[Catatan]
+--
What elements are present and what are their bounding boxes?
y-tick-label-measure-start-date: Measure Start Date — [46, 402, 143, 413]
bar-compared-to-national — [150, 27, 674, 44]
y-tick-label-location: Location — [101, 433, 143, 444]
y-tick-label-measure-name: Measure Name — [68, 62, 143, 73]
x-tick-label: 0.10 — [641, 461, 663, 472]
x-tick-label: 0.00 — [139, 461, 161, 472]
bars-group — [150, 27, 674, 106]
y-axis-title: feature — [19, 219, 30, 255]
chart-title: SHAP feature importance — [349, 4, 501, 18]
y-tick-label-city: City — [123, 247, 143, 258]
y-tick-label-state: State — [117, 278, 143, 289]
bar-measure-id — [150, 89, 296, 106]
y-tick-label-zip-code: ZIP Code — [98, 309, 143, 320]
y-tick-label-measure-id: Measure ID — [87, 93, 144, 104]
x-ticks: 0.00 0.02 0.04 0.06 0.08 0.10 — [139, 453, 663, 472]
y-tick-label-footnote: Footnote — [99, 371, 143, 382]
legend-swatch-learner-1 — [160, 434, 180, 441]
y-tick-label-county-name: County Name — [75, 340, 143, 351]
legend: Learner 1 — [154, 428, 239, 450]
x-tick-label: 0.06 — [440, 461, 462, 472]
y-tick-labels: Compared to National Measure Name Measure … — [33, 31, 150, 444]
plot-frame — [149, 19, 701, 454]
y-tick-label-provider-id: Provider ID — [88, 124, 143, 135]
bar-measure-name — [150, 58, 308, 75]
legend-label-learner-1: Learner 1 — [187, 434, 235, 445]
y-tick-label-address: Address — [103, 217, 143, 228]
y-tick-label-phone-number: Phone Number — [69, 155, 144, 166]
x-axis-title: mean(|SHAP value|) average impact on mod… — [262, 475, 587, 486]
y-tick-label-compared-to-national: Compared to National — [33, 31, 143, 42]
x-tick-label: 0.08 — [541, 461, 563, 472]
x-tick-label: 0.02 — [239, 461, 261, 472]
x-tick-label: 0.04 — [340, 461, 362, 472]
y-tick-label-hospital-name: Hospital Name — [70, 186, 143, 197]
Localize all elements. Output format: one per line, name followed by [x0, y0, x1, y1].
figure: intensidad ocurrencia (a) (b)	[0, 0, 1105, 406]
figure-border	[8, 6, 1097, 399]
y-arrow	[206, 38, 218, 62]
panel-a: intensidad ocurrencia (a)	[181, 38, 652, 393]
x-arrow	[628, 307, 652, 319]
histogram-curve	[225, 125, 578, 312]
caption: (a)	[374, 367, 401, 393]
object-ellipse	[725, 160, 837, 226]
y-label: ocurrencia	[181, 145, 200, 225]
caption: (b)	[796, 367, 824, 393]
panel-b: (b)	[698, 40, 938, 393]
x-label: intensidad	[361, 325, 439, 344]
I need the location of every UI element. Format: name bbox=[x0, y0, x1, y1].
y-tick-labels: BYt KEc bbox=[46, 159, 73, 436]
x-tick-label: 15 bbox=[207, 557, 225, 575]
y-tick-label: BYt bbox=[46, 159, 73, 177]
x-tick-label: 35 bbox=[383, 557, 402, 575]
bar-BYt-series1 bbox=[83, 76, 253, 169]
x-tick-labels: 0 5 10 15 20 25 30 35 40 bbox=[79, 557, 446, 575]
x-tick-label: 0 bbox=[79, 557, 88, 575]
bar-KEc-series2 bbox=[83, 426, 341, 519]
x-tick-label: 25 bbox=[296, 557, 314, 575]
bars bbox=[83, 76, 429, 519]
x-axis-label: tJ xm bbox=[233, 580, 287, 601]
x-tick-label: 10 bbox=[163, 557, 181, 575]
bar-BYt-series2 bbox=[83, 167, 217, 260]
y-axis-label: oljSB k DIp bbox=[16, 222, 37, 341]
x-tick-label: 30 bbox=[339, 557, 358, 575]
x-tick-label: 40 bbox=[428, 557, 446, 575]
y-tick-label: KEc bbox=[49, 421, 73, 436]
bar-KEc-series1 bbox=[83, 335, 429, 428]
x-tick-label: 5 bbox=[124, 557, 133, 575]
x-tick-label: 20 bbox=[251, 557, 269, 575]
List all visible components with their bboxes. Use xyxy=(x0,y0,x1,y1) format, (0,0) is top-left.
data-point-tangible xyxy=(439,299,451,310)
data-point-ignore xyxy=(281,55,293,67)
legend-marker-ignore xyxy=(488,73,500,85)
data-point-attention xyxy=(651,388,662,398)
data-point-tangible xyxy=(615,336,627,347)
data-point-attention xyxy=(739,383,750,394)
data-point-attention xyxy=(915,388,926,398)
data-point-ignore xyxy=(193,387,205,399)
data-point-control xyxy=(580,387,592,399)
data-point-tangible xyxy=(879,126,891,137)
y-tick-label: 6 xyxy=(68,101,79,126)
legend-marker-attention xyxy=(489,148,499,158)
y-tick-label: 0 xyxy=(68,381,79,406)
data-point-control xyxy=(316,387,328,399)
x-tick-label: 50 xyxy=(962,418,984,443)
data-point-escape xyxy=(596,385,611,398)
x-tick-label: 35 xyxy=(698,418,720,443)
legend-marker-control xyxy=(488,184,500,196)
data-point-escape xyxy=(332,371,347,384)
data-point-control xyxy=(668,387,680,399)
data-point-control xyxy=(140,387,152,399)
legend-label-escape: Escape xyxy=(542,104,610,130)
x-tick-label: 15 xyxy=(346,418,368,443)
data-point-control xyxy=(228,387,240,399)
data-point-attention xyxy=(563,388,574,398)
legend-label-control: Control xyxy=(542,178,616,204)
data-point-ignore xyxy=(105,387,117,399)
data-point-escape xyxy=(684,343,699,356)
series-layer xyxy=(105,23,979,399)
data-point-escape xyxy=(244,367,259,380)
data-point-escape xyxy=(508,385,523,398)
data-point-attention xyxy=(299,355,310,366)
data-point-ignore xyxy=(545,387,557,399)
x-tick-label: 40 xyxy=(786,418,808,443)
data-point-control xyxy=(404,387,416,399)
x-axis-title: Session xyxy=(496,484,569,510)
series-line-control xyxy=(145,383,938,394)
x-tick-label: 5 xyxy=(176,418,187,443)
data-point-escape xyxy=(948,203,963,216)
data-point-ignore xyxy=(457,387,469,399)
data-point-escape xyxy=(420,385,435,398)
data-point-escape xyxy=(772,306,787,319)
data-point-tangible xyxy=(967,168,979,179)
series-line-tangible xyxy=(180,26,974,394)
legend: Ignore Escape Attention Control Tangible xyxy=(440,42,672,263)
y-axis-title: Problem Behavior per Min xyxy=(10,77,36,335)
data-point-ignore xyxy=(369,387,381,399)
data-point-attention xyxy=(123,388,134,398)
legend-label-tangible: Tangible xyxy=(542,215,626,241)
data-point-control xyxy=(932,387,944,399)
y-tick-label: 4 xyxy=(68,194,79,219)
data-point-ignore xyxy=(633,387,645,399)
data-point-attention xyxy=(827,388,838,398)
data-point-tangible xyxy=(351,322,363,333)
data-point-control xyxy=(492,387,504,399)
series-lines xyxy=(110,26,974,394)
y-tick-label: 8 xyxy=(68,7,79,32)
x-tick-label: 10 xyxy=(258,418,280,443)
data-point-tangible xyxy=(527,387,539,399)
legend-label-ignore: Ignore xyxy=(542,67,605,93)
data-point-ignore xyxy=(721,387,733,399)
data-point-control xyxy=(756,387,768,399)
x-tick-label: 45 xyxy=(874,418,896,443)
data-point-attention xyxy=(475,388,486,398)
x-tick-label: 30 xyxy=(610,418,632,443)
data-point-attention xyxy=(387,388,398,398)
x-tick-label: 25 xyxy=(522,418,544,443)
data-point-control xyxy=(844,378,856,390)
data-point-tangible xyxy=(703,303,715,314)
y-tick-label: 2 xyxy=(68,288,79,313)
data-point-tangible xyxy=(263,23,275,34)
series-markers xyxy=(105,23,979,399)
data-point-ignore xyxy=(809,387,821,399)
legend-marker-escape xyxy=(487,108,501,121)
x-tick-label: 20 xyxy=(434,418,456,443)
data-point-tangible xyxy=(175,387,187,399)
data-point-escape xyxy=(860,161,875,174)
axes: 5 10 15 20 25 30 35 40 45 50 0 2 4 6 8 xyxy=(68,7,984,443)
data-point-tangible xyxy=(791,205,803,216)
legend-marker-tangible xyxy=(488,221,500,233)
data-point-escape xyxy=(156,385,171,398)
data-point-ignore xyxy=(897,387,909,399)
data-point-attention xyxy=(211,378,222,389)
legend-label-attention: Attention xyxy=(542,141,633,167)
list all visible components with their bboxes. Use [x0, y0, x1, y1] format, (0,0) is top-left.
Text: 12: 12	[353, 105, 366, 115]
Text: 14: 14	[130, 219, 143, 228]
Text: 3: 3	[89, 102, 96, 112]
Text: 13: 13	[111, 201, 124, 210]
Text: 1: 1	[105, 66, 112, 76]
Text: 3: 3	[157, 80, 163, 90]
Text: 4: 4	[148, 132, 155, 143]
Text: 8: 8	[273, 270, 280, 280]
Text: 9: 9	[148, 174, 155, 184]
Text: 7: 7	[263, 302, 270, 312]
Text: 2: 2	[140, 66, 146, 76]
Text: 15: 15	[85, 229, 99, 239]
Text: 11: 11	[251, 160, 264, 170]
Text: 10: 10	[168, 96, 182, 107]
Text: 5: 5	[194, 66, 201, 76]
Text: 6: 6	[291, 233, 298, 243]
+--
◆ **Tujuan Latihan**
Tukarlah "feature" dengan "variabel" pada baris-baris mulai dari awal catatan hingga baris yang memuat "y-tick-label-measure-id: Measure ID", termasuk baris tersebut. Tuliskan kembali hanya baris-baris itu, tanpa perubahan lain.

◆ **Hasil Latihan**
What elements are present and what are their bounding boxes?
y-tick-label-measure-start-date: Measure Start Date — [46, 402, 143, 413]
bar-compared-to-national — [150, 27, 674, 44]
y-tick-label-location: Location — [101, 433, 143, 444]
y-tick-label-measure-name: Measure Name — [68, 62, 143, 73]
x-tick-label: 0.10 — [641, 461, 663, 472]
x-tick-label: 0.00 — [139, 461, 161, 472]
bars-group — [150, 27, 674, 106]
y-axis-title: variabel — [19, 219, 30, 255]
chart-title: SHAP variabel importance — [349, 4, 501, 18]
y-tick-label-city: City — [123, 247, 143, 258]
y-tick-label-state: State — [117, 278, 143, 289]
bar-measure-id — [150, 89, 296, 106]
y-tick-label-zip-code: ZIP Code — [98, 309, 143, 320]
y-tick-label-measure-id: Measure ID — [87, 93, 144, 104]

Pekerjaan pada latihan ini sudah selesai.